- [To be done]
Track down the lines that contain "same" and copy them.

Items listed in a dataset
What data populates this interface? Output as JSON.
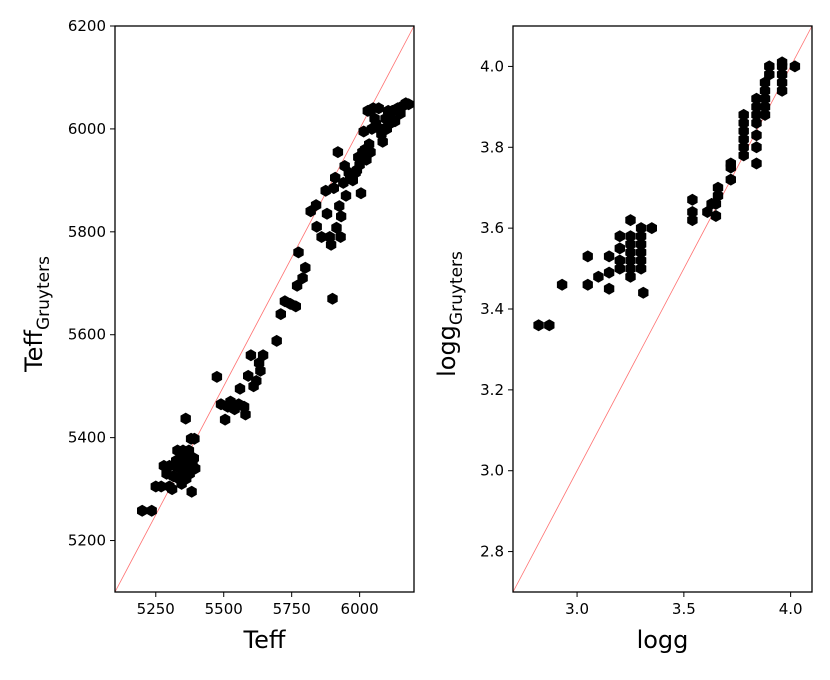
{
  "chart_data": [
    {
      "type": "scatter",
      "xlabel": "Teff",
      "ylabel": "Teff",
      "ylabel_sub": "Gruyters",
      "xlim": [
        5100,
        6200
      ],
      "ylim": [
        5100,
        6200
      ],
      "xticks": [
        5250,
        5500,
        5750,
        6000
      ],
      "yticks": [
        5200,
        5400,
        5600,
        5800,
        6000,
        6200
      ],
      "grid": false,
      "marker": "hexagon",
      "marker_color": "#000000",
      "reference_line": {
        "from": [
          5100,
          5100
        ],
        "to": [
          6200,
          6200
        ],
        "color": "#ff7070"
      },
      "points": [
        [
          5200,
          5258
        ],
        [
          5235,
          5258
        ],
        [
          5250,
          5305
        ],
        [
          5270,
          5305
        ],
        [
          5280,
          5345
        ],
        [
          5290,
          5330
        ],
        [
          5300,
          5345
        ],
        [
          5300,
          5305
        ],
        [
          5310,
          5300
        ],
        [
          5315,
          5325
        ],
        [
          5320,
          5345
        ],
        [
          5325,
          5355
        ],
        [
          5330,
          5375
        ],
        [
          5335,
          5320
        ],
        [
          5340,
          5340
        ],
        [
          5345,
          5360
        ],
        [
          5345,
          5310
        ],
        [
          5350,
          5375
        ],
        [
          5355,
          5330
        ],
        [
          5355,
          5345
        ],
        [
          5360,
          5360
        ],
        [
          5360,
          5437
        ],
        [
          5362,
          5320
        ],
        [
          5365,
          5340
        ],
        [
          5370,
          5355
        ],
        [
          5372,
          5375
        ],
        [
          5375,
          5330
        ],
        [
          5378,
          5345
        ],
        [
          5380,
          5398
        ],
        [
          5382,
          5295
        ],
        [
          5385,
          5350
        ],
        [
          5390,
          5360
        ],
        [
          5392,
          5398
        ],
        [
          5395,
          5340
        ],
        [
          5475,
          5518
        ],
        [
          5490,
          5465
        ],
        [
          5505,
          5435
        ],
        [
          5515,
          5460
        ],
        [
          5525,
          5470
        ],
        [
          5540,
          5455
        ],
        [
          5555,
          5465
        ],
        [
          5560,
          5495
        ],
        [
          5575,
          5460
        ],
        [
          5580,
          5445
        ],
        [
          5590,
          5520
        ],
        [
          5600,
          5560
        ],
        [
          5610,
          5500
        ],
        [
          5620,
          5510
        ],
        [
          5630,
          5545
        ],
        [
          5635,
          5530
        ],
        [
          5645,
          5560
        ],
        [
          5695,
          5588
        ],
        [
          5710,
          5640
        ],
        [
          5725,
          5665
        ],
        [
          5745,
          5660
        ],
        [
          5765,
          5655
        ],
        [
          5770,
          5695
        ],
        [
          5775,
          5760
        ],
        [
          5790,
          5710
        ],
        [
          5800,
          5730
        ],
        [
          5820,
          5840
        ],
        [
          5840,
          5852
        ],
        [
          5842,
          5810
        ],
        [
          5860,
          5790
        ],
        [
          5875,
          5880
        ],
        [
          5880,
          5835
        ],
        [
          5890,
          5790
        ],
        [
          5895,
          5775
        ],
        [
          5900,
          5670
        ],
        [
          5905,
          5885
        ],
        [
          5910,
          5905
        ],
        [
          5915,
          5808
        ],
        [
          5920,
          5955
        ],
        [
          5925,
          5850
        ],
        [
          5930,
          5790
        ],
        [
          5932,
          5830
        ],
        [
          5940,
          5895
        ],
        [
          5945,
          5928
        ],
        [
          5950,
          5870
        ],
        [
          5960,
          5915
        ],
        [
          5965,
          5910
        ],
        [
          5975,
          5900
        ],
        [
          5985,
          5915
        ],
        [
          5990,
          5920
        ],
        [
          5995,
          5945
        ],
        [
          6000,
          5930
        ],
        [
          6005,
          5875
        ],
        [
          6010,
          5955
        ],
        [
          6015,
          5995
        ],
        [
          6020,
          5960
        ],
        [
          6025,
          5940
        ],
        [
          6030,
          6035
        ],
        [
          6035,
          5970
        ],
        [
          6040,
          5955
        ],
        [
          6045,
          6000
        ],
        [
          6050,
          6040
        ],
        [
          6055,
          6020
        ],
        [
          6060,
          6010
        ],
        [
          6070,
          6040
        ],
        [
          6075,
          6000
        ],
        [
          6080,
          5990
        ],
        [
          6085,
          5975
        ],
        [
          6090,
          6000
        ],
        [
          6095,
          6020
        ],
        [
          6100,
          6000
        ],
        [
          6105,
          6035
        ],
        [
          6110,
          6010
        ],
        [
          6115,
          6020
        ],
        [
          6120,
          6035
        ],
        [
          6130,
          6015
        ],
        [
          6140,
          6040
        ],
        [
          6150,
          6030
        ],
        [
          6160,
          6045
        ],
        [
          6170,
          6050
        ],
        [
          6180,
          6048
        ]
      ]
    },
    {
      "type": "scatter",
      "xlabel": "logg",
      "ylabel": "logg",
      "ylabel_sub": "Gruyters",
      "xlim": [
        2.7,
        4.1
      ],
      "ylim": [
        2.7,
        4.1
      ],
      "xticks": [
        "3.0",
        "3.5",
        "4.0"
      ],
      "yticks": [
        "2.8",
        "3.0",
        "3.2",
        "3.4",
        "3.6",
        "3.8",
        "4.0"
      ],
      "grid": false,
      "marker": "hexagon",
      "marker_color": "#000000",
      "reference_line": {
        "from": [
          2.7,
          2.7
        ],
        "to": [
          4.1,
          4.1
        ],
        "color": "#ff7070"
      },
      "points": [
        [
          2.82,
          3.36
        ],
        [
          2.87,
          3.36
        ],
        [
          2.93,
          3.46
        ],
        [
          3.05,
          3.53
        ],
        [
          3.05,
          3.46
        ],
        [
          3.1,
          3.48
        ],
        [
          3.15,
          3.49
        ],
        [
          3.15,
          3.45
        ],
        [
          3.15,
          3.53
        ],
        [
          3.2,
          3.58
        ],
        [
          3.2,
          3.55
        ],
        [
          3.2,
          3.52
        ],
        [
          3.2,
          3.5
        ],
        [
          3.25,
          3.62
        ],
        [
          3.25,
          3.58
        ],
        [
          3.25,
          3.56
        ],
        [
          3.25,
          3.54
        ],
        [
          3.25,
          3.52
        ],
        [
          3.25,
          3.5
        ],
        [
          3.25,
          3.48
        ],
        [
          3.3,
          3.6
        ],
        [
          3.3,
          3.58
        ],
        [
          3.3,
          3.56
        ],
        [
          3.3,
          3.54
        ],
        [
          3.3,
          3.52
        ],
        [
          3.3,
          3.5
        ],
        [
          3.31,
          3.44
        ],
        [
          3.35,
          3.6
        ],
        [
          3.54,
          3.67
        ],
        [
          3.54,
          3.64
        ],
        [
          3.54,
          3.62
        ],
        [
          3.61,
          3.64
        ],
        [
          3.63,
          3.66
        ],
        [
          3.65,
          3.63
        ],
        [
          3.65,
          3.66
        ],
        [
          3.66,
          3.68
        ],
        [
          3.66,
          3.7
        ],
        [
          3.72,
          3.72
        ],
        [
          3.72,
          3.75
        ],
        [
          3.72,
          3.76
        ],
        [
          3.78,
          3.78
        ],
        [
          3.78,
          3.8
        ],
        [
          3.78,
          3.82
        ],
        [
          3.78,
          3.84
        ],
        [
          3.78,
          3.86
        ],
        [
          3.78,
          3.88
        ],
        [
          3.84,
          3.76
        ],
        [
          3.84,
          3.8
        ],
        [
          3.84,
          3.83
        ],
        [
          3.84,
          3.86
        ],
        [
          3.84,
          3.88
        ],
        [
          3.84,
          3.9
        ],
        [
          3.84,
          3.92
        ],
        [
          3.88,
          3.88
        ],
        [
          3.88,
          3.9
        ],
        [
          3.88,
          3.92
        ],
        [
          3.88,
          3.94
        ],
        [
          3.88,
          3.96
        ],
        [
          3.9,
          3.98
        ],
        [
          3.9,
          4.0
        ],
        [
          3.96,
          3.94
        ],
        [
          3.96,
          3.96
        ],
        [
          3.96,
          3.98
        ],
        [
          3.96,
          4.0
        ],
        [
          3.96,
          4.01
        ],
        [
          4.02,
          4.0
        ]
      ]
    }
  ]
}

---

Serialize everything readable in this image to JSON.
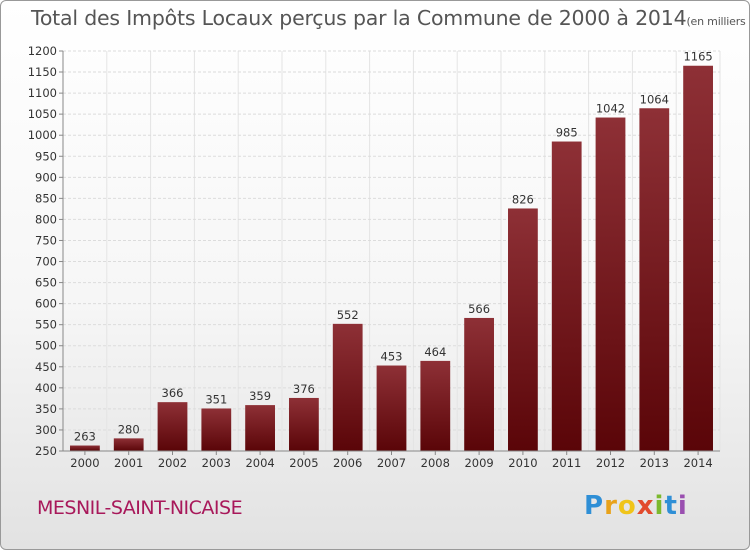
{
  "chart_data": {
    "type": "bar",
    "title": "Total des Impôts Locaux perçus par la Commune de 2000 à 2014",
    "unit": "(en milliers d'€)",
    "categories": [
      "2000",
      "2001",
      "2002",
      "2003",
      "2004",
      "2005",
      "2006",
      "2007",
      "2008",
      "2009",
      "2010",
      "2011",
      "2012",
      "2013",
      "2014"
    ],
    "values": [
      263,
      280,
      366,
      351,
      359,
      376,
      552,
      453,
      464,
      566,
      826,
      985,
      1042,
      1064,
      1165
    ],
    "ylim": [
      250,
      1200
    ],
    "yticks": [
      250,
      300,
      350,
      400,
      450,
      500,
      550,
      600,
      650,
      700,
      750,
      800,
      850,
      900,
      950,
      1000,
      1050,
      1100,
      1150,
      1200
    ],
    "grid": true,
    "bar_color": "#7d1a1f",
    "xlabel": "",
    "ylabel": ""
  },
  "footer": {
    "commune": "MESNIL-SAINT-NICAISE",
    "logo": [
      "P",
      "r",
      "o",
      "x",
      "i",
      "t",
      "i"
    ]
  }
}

==

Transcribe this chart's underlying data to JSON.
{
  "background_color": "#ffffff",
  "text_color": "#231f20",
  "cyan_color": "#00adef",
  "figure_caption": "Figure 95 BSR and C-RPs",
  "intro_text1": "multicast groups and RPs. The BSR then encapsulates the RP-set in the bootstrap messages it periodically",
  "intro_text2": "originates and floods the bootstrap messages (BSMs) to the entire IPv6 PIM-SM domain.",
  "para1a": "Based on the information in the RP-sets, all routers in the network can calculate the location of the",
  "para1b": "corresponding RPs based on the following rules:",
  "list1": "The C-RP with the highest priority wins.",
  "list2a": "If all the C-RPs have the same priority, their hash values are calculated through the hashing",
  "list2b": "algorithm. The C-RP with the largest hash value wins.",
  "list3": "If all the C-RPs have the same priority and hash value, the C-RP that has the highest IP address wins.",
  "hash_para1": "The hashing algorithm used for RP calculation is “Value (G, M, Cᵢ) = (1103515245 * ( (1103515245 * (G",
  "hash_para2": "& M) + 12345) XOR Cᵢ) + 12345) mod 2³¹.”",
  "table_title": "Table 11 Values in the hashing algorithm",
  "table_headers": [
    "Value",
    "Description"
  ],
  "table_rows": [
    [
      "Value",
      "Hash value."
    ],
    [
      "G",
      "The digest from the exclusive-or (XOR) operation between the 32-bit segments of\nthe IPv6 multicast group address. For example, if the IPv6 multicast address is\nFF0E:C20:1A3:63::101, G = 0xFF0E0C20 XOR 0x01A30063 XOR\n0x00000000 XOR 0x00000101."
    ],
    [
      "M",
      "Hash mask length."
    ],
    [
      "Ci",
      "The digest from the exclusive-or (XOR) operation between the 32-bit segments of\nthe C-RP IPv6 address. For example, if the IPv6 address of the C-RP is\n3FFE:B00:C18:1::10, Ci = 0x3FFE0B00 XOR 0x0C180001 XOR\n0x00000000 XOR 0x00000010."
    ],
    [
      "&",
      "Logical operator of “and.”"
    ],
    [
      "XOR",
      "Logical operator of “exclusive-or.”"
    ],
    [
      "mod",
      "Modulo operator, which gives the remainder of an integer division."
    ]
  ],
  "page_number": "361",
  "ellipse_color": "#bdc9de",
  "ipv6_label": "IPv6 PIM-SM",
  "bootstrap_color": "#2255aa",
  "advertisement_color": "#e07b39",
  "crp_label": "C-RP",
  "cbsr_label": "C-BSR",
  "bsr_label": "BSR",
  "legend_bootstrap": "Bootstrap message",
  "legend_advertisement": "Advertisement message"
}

- [Result of the exercise]
  "list2a": "If all the C-RPs have the same priority, their hash values are calculated through the hashing",
  "list3": "If all the C-RPs have the same priority and hash value, the C-RP that has the highest IP address wins.",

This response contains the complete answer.